§ Problem
Write out the material exactly, without any of its pictures.

§ Input records
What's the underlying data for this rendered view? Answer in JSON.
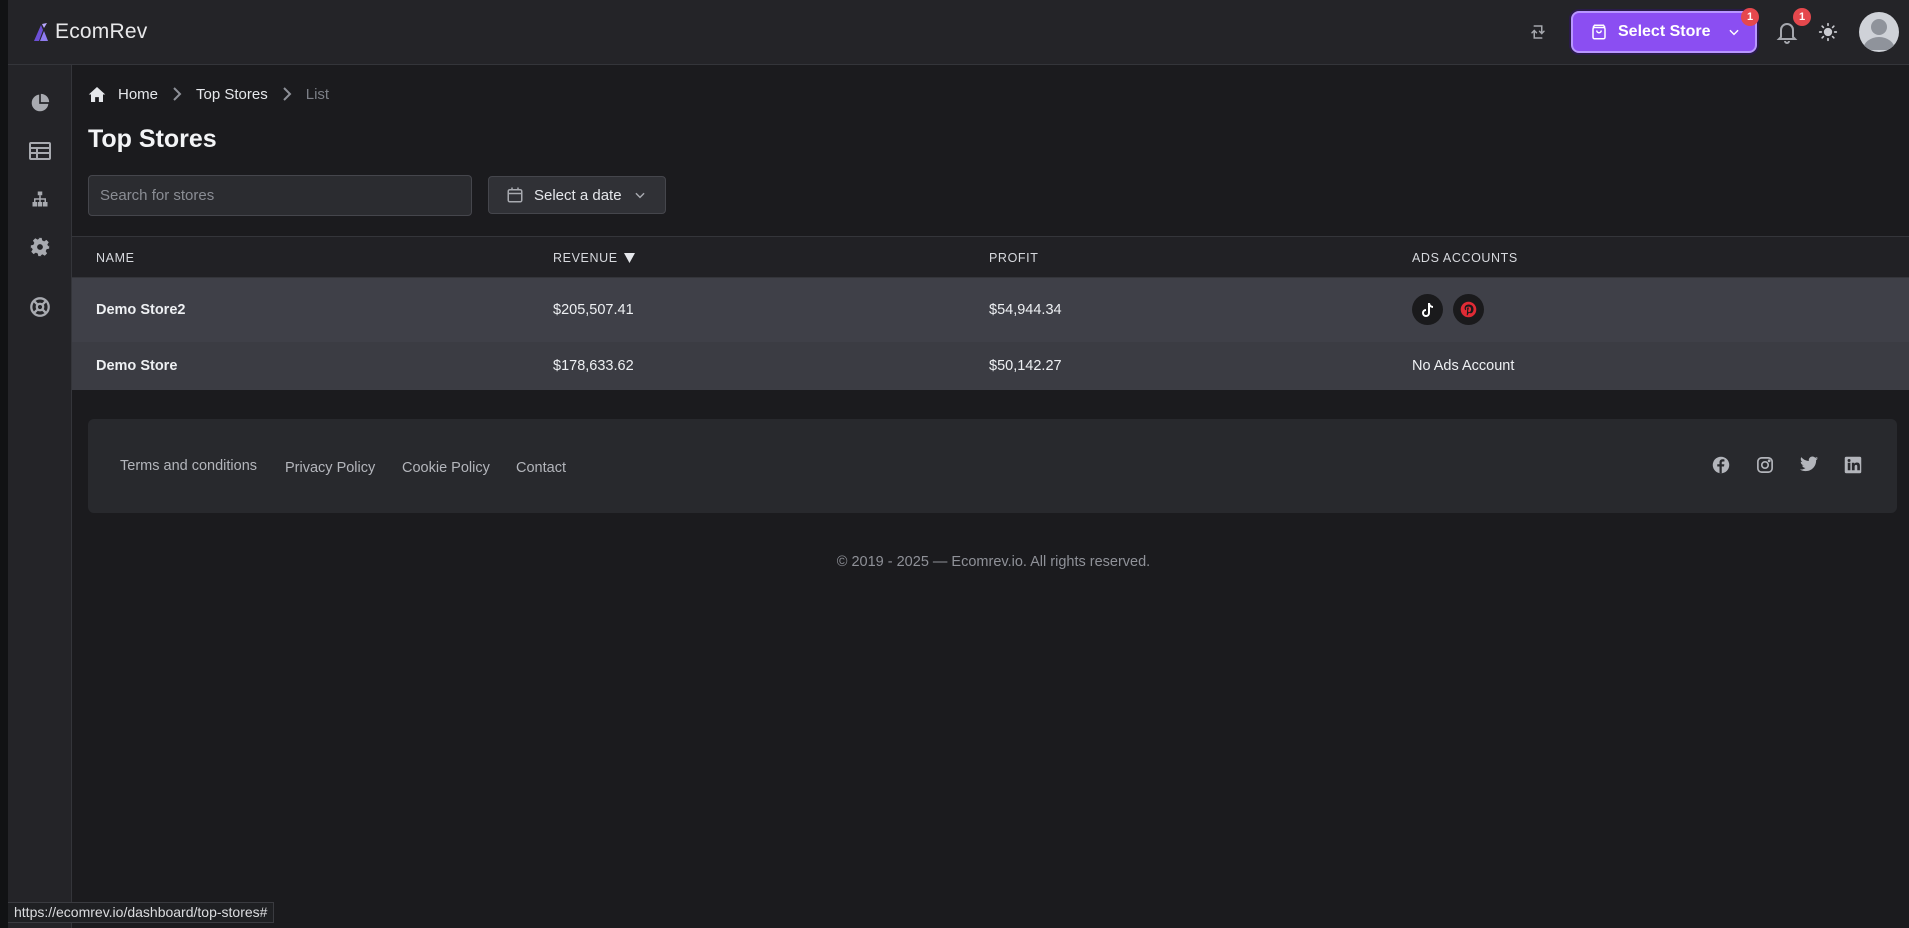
{
  "app": {
    "name": "EcomRev",
    "accent_color": "#8b4ef2"
  },
  "header": {
    "store_button_label": "Select Store",
    "store_badge": "1",
    "notifications_badge": "1",
    "icons": [
      "sync-icon",
      "store-bag-icon",
      "chevron-down-icon",
      "bell-icon",
      "sun-icon",
      "avatar"
    ]
  },
  "sidebar": {
    "items": [
      {
        "icon": "pie-chart-icon"
      },
      {
        "icon": "table-icon"
      },
      {
        "icon": "hierarchy-icon"
      },
      {
        "icon": "gear-icon"
      },
      {
        "icon": "support-icon"
      }
    ]
  },
  "breadcrumb": {
    "home": "Home",
    "section": "Top Stores",
    "current": "List"
  },
  "page": {
    "title": "Top Stores",
    "search_placeholder": "Search for stores",
    "date_button": "Select a date"
  },
  "table": {
    "headers": {
      "name": "NAME",
      "revenue": "REVENUE",
      "profit": "PROFIT",
      "ads": "ADS ACCOUNTS"
    },
    "sort": "revenue descending",
    "rows": [
      {
        "name": "Demo Store2",
        "revenue": "$205,507.41",
        "profit": "$54,944.34",
        "ads": [
          "tiktok-icon",
          "pinterest-icon"
        ]
      },
      {
        "name": "Demo Store",
        "revenue": "$178,633.62",
        "profit": "$50,142.27",
        "ads_text": "No Ads Account"
      }
    ]
  },
  "footer": {
    "links": [
      "Terms and conditions",
      "Privacy Policy",
      "Cookie Policy",
      "Contact"
    ],
    "social": [
      "facebook-icon",
      "instagram-icon",
      "twitter-icon",
      "linkedin-icon"
    ],
    "copyright": "© 2019 - 2025 — Ecomrev.io. All rights reserved."
  },
  "status_url": "https://ecomrev.io/dashboard/top-stores#"
}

§ The result
What's the underlying data for this rendered view? Answer in JSON.
{
  "app": {
    "name": "EcomRev",
    "accent_color": "#8b4ef2"
  },
  "header": {
    "store_button_label": "Select Store",
    "store_badge": "1",
    "notifications_badge": "1",
    "icons": [
      "sync-icon",
      "store-bag-icon",
      "chevron-down-icon",
      "bell-icon",
      "sun-icon",
      "avatar"
    ]
  },
  "sidebar": {
    "items": [
      {
        "icon": "pie-chart-icon"
      },
      {
        "icon": "table-icon"
      },
      {
        "icon": "hierarchy-icon"
      },
      {
        "icon": "gear-icon"
      },
      {
        "icon": "support-icon"
      }
    ]
  },
  "breadcrumb": {
    "home": "Home",
    "section": "Top Stores",
    "current": "List"
  },
  "page": {
    "title": "Top Stores",
    "search_placeholder": "Search for stores",
    "date_button": "Select a date"
  },
  "table": {
    "headers": {
      "name": "NAME",
      "revenue": "REVENUE",
      "profit": "PROFIT",
      "ads": "ADS ACCOUNTS"
    },
    "sort": "revenue descending",
    "rows": [
      {
        "name": "Demo Store2",
        "revenue": "$205,507.41",
        "profit": "$54,944.34",
        "ads": [
          "tiktok-icon",
          "pinterest-icon"
        ]
      },
      {
        "name": "Demo Store",
        "revenue": "$178,633.62",
        "profit": "$50,142.27",
        "ads_text": "No Ads Account"
      }
    ]
  },
  "footer": {
    "links": [
      "Terms and conditions",
      "Privacy Policy",
      "Cookie Policy",
      "Contact"
    ],
    "social": [
      "facebook-icon",
      "instagram-icon",
      "twitter-icon",
      "linkedin-icon"
    ],
    "copyright": "© 2019 - 2025 — Ecomrev.io. All rights reserved."
  },
  "status_url": "https://ecomrev.io/dashboard/top-stores#"
}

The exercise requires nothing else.